__OBJECTIVE__: Only the lines from the one containing "Parse this screenshot: output" through the final line of the material below should be output, exactly as they stand.

** begin PROVIDED RECORDS **

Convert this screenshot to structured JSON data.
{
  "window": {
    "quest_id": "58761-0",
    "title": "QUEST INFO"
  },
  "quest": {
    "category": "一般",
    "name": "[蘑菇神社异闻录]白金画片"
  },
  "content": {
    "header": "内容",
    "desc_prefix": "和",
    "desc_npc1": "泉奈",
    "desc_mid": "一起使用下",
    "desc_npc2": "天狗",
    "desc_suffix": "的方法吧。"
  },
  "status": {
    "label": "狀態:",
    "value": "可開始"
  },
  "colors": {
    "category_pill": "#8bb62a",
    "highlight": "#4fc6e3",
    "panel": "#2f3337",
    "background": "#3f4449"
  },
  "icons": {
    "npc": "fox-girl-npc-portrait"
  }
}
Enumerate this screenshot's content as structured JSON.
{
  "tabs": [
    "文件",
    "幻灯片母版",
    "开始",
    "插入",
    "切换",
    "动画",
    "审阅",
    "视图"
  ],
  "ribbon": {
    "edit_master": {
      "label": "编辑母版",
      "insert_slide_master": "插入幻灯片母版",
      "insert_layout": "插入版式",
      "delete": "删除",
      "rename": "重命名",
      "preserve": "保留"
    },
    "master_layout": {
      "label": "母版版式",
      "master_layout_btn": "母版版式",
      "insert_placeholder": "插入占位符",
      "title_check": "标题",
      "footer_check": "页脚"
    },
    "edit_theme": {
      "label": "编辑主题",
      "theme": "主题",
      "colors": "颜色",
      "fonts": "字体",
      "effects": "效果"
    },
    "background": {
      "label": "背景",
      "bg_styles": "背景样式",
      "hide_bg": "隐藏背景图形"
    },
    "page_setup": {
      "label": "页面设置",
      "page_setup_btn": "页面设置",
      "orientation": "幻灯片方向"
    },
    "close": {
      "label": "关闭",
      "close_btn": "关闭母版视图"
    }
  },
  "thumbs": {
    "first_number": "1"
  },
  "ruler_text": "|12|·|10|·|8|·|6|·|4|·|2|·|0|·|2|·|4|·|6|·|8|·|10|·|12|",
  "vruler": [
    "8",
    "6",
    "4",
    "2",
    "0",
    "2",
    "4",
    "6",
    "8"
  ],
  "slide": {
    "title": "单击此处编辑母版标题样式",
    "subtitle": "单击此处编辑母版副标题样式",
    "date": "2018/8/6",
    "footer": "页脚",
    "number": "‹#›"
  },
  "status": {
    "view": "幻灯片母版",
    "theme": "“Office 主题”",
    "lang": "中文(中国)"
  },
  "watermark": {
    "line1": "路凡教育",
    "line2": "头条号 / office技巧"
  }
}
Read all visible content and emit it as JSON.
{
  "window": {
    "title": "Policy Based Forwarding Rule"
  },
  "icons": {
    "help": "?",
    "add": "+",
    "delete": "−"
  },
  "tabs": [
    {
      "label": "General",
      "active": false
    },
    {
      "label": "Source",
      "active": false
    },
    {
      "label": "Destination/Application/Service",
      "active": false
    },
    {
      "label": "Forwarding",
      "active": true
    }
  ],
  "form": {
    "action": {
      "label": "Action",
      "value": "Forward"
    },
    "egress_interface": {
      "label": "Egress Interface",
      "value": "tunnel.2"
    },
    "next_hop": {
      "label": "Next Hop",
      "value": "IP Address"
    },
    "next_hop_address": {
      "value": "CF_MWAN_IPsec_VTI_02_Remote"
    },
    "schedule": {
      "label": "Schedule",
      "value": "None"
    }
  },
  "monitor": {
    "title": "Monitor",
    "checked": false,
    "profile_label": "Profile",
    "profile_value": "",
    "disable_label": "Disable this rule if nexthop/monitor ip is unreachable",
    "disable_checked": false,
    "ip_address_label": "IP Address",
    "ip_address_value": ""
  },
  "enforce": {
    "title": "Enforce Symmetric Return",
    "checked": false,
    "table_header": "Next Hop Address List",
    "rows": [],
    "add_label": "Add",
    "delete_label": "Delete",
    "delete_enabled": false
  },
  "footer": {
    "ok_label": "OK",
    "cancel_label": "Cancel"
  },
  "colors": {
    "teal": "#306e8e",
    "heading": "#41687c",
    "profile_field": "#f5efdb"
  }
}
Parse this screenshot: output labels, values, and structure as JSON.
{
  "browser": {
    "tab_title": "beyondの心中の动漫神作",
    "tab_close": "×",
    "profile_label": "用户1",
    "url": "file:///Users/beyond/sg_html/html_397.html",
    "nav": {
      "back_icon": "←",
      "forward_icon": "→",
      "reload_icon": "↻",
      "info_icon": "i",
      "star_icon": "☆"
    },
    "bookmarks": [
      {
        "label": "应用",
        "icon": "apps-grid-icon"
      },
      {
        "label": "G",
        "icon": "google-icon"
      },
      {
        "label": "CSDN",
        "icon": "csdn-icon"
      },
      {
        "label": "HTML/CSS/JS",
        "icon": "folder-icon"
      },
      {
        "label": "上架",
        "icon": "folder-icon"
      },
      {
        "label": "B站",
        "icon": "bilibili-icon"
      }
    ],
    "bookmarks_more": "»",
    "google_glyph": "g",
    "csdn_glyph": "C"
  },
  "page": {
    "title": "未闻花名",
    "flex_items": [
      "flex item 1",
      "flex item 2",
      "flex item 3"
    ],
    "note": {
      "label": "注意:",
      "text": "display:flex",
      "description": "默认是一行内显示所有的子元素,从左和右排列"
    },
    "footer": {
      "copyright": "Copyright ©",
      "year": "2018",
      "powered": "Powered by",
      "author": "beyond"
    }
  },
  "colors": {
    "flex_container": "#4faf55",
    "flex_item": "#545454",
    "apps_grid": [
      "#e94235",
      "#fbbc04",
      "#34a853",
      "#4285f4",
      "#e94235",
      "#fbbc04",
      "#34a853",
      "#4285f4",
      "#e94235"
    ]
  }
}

** end PROVIDED RECORDS **

__REPLY TO THE EXERCISE__:
Parse this screenshot: output labels, values, and structure as JSON.
{
  "browser": {
    "tab_title": "beyondの心中の动漫神作",
    "tab_close": "×",
    "profile_label": "用户1",
    "url": "file:///Users/beyond/sg_html/html_397.html",
    "nav": {
      "back_icon": "←",
      "forward_icon": "→",
      "reload_icon": "↻",
      "info_icon": "i",
      "star_icon": "☆"
    },
    "bookmarks": [
      {
        "label": "应用",
        "icon": "apps-grid-icon"
      },
      {
        "label": "G",
        "icon": "google-icon"
      },
      {
        "label": "CSDN",
        "icon": "csdn-icon"
      },
      {
        "label": "HTML/CSS/JS",
        "icon": "folder-icon"
      },
      {
        "label": "上架",
        "icon": "folder-icon"
      },
      {
        "label": "B站",
        "icon": "bilibili-icon"
      }
    ],
    "bookmarks_more": "»",
    "google_glyph": "g",
    "csdn_glyph": "C"
  },
  "page": {
    "title": "未闻花名",
    "flex_items": [
      "flex item 1",
      "flex item 2",
      "flex item 3"
    ],
    "note": {
      "label": "注意:",
      "text": "display:flex",
      "description": "默认是一行内显示所有的子元素,从左和右排列"
    },
    "footer": {
      "copyright": "Copyright ©",
      "year": "2018",
      "powered": "Powered by",
      "author": "beyond"
    }
  },
  "colors": {
    "flex_container": "#4faf55",
    "flex_item": "#545454",
    "apps_grid": [
      "#e94235",
      "#fbbc04",
      "#34a853",
      "#4285f4",
      "#e94235",
      "#fbbc04",
      "#34a853",
      "#4285f4",
      "#e94235"
    ]
  }
}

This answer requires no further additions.